Data lines:
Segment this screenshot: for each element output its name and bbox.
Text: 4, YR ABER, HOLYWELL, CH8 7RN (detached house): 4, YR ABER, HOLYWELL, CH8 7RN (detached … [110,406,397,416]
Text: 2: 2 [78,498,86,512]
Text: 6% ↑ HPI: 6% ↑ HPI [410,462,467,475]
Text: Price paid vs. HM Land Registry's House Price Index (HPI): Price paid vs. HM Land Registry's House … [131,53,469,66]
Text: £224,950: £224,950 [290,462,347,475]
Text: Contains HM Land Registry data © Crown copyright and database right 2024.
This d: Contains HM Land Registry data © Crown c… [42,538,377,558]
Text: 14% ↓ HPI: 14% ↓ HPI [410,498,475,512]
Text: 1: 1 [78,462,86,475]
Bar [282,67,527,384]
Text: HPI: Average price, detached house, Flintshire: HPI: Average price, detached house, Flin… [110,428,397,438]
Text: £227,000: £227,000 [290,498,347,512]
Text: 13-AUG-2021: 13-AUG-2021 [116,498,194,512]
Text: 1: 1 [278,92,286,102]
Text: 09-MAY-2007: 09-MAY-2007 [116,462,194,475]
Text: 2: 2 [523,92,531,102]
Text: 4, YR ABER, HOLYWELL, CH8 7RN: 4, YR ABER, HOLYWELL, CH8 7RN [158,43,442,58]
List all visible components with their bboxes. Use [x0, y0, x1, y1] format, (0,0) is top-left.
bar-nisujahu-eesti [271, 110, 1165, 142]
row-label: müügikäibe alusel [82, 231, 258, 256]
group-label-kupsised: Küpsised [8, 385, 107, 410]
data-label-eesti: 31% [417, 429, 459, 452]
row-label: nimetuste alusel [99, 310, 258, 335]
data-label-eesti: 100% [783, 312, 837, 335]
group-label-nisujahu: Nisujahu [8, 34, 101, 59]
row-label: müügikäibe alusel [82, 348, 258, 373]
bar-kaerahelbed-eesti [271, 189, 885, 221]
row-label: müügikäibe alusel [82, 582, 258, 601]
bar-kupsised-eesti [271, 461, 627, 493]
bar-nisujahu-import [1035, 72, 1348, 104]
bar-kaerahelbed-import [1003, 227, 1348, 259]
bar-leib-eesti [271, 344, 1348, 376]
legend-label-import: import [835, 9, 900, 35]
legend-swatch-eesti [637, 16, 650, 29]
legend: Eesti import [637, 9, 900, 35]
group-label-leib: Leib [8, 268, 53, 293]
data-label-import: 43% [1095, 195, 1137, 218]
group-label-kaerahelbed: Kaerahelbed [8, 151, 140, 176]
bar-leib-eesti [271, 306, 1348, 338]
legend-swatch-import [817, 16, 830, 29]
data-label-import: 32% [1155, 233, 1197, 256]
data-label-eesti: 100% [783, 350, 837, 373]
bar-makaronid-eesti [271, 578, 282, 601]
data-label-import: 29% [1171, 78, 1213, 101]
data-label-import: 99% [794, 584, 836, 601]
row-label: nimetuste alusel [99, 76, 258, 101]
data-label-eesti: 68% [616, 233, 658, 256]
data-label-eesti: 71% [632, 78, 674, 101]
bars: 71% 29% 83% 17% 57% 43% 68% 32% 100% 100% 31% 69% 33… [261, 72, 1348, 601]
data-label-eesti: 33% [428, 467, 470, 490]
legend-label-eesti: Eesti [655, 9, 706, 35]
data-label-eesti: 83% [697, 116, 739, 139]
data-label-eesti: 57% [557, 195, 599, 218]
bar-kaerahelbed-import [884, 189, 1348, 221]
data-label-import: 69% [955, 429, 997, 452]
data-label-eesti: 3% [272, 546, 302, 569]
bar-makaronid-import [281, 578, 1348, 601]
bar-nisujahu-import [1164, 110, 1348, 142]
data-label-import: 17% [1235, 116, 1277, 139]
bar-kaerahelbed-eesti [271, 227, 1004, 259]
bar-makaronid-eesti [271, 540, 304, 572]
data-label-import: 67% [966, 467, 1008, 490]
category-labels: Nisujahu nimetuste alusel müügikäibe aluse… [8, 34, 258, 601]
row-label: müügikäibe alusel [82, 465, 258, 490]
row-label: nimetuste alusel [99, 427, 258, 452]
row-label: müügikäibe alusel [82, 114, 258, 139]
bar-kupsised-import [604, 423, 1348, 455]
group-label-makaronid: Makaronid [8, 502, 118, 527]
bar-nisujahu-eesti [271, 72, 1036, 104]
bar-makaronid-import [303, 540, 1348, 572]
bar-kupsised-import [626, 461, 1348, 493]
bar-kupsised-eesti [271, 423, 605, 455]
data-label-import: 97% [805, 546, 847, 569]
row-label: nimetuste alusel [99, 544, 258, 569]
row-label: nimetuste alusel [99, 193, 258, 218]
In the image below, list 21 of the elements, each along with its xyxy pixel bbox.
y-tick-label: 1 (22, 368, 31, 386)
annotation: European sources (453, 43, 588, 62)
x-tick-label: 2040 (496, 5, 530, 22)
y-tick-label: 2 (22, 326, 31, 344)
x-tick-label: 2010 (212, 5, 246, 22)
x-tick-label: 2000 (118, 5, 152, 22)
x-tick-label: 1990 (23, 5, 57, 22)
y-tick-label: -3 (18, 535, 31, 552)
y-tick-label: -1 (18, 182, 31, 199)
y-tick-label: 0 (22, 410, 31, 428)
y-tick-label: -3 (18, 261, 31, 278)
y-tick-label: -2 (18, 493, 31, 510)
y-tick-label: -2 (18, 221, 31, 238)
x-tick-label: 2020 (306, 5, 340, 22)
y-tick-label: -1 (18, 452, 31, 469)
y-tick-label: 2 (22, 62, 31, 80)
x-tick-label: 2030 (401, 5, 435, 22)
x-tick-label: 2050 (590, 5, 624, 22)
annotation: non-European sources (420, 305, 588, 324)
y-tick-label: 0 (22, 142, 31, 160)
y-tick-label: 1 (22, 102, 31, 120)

What the task asks: Copy every one of the entries above word for word, without changing anything.

Solved exercise:
Segment this screenshot: for each element output its name and bbox.
Text: 4, YR ABER, HOLYWELL, CH8 7RN (detached house): 4, YR ABER, HOLYWELL, CH8 7RN (detached … [110,406,397,416]
Text: 2: 2 [78,498,86,512]
Text: 6% ↑ HPI: 6% ↑ HPI [410,462,467,475]
Text: Price paid vs. HM Land Registry's House Price Index (HPI): Price paid vs. HM Land Registry's House … [131,53,469,66]
Text: £224,950: £224,950 [290,462,347,475]
Text: Contains HM Land Registry data © Crown copyright and database right 2024.
This d: Contains HM Land Registry data © Crown c… [42,538,377,558]
Text: 14% ↓ HPI: 14% ↓ HPI [410,498,475,512]
Text: 1: 1 [78,462,86,475]
Bar [282,67,527,384]
Text: HPI: Average price, detached house, Flintshire: HPI: Average price, detached house, Flin… [110,428,397,438]
Text: £227,000: £227,000 [290,498,347,512]
Text: 13-AUG-2021: 13-AUG-2021 [116,498,194,512]
Text: 1: 1 [278,92,286,102]
Text: 09-MAY-2007: 09-MAY-2007 [116,462,194,475]
Text: 2: 2 [523,92,531,102]
Text: 4, YR ABER, HOLYWELL, CH8 7RN: 4, YR ABER, HOLYWELL, CH8 7RN [158,43,442,58]
List all visible components with their bboxes. Use [x0, y0, x1, y1] format, (0,0) is top-left.
bar-nisujahu-eesti [271, 110, 1165, 142]
row-label: müügikäibe alusel [82, 231, 258, 256]
group-label-kupsised: Küpsised [8, 385, 107, 410]
data-label-eesti: 31% [417, 429, 459, 452]
row-label: nimetuste alusel [99, 310, 258, 335]
data-label-eesti: 100% [783, 312, 837, 335]
group-label-nisujahu: Nisujahu [8, 34, 101, 59]
row-label: müügikäibe alusel [82, 348, 258, 373]
bar-kaerahelbed-eesti [271, 189, 885, 221]
row-label: müügikäibe alusel [82, 582, 258, 601]
bar-kupsised-eesti [271, 461, 627, 493]
bar-nisujahu-import [1035, 72, 1348, 104]
bar-kaerahelbed-import [1003, 227, 1348, 259]
bar-leib-eesti [271, 344, 1348, 376]
legend-label-import: import [835, 9, 900, 35]
legend-swatch-eesti [637, 16, 650, 29]
legend: Eesti import [637, 9, 900, 35]
group-label-leib: Leib [8, 268, 53, 293]
data-label-import: 43% [1095, 195, 1137, 218]
group-label-kaerahelbed: Kaerahelbed [8, 151, 140, 176]
bar-leib-eesti [271, 306, 1348, 338]
legend-swatch-import [817, 16, 830, 29]
data-label-import: 32% [1155, 233, 1197, 256]
data-label-eesti: 100% [783, 350, 837, 373]
bar-makaronid-eesti [271, 578, 282, 601]
data-label-import: 29% [1171, 78, 1213, 101]
data-label-import: 99% [794, 584, 836, 601]
row-label: nimetuste alusel [99, 76, 258, 101]
data-label-eesti: 68% [616, 233, 658, 256]
data-label-eesti: 71% [632, 78, 674, 101]
bars: 71% 29% 83% 17% 57% 43% 68% 32% 100% 100% 31% 69% 33… [261, 72, 1348, 601]
data-label-eesti: 33% [428, 467, 470, 490]
legend-label-eesti: Eesti [655, 9, 706, 35]
data-label-eesti: 83% [697, 116, 739, 139]
data-label-eesti: 57% [557, 195, 599, 218]
bar-kaerahelbed-import [884, 189, 1348, 221]
data-label-import: 69% [955, 429, 997, 452]
data-label-eesti: 3% [272, 546, 302, 569]
bar-makaronid-import [281, 578, 1348, 601]
bar-nisujahu-import [1164, 110, 1348, 142]
data-label-import: 17% [1235, 116, 1277, 139]
bar-kaerahelbed-eesti [271, 227, 1004, 259]
bar-makaronid-eesti [271, 540, 304, 572]
data-label-import: 67% [966, 467, 1008, 490]
category-labels: Nisujahu nimetuste alusel müügikäibe aluse… [8, 34, 258, 601]
row-label: müügikäibe alusel [82, 465, 258, 490]
row-label: nimetuste alusel [99, 427, 258, 452]
row-label: müügikäibe alusel [82, 114, 258, 139]
bar-kupsised-import [604, 423, 1348, 455]
group-label-makaronid: Makaronid [8, 502, 118, 527]
bar-nisujahu-eesti [271, 72, 1036, 104]
bar-makaronid-import [303, 540, 1348, 572]
bar-kupsised-import [626, 461, 1348, 493]
bar-kupsised-eesti [271, 423, 605, 455]
data-label-import: 97% [805, 546, 847, 569]
row-label: nimetuste alusel [99, 544, 258, 569]
row-label: nimetuste alusel [99, 193, 258, 218]
In the image below, list 21 of the elements, each along with its xyxy pixel bbox.
y-tick-label: 1 (22, 368, 31, 386)
annotation: European sources (453, 43, 588, 62)
x-tick-label: 2040 (496, 5, 530, 22)
y-tick-label: 2 (22, 326, 31, 344)
x-tick-label: 2010 (212, 5, 246, 22)
x-tick-label: 2000 (118, 5, 152, 22)
x-tick-label: 1990 (23, 5, 57, 22)
y-tick-label: -3 (18, 535, 31, 552)
y-tick-label: -1 (18, 182, 31, 199)
y-tick-label: 0 (22, 410, 31, 428)
y-tick-label: -3 (18, 261, 31, 278)
y-tick-label: -2 (18, 493, 31, 510)
y-tick-label: -2 (18, 221, 31, 238)
x-tick-label: 2020 (306, 5, 340, 22)
y-tick-label: -1 (18, 452, 31, 469)
y-tick-label: 2 (22, 62, 31, 80)
x-tick-label: 2030 (401, 5, 435, 22)
x-tick-label: 2050 (590, 5, 624, 22)
annotation: non-European sources (420, 305, 588, 324)
y-tick-label: 0 (22, 142, 31, 160)
y-tick-label: 1 (22, 102, 31, 120)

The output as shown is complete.